EXERCISE INPUT =>
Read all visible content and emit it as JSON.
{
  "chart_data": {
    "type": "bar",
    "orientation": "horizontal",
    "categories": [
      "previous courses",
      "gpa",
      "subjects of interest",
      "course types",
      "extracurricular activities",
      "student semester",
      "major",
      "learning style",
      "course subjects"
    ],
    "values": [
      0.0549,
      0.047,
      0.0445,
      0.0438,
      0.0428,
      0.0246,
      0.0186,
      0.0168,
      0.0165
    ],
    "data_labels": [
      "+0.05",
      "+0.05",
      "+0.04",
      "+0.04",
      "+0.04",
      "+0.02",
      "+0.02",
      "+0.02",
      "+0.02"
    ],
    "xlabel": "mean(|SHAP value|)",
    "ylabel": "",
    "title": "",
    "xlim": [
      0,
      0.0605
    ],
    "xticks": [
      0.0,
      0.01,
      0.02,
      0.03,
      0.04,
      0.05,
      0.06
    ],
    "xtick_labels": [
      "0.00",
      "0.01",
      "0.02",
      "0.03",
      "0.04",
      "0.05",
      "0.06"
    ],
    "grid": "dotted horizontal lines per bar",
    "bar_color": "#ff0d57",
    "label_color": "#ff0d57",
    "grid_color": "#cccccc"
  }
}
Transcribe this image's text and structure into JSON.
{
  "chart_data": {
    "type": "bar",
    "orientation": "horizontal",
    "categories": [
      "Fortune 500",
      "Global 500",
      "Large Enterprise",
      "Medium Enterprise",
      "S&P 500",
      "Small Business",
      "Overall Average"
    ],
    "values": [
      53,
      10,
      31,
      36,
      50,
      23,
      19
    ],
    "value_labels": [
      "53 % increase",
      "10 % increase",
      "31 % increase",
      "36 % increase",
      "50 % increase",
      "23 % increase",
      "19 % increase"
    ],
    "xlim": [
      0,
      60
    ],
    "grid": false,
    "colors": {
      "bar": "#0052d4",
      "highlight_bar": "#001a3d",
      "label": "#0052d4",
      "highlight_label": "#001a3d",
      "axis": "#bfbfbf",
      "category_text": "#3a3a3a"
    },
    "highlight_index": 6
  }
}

GOAL =>
Copy out the whole listing exactly; please set it all down.

OUTPUT OF THE EXERCISE =>
Read all visible content and emit it as JSON.
{
  "chart_data": {
    "type": "bar",
    "orientation": "horizontal",
    "categories": [
      "previous courses",
      "gpa",
      "subjects of interest",
      "course types",
      "extracurricular activities",
      "student semester",
      "major",
      "learning style",
      "course subjects"
    ],
    "values": [
      0.0549,
      0.047,
      0.0445,
      0.0438,
      0.0428,
      0.0246,
      0.0186,
      0.0168,
      0.0165
    ],
    "data_labels": [
      "+0.05",
      "+0.05",
      "+0.04",
      "+0.04",
      "+0.04",
      "+0.02",
      "+0.02",
      "+0.02",
      "+0.02"
    ],
    "xlabel": "mean(|SHAP value|)",
    "ylabel": "",
    "title": "",
    "xlim": [
      0,
      0.0605
    ],
    "xticks": [
      0.0,
      0.01,
      0.02,
      0.03,
      0.04,
      0.05,
      0.06
    ],
    "xtick_labels": [
      "0.00",
      "0.01",
      "0.02",
      "0.03",
      "0.04",
      "0.05",
      "0.06"
    ],
    "grid": "dotted horizontal lines per bar",
    "bar_color": "#ff0d57",
    "label_color": "#ff0d57",
    "grid_color": "#cccccc"
  }
}
Transcribe this image's text and structure into JSON.
{
  "chart_data": {
    "type": "bar",
    "orientation": "horizontal",
    "categories": [
      "Fortune 500",
      "Global 500",
      "Large Enterprise",
      "Medium Enterprise",
      "S&P 500",
      "Small Business",
      "Overall Average"
    ],
    "values": [
      53,
      10,
      31,
      36,
      50,
      23,
      19
    ],
    "value_labels": [
      "53 % increase",
      "10 % increase",
      "31 % increase",
      "36 % increase",
      "50 % increase",
      "23 % increase",
      "19 % increase"
    ],
    "xlim": [
      0,
      60
    ],
    "grid": false,
    "colors": {
      "bar": "#0052d4",
      "highlight_bar": "#001a3d",
      "label": "#0052d4",
      "highlight_label": "#001a3d",
      "axis": "#bfbfbf",
      "category_text": "#3a3a3a"
    },
    "highlight_index": 6
  }
}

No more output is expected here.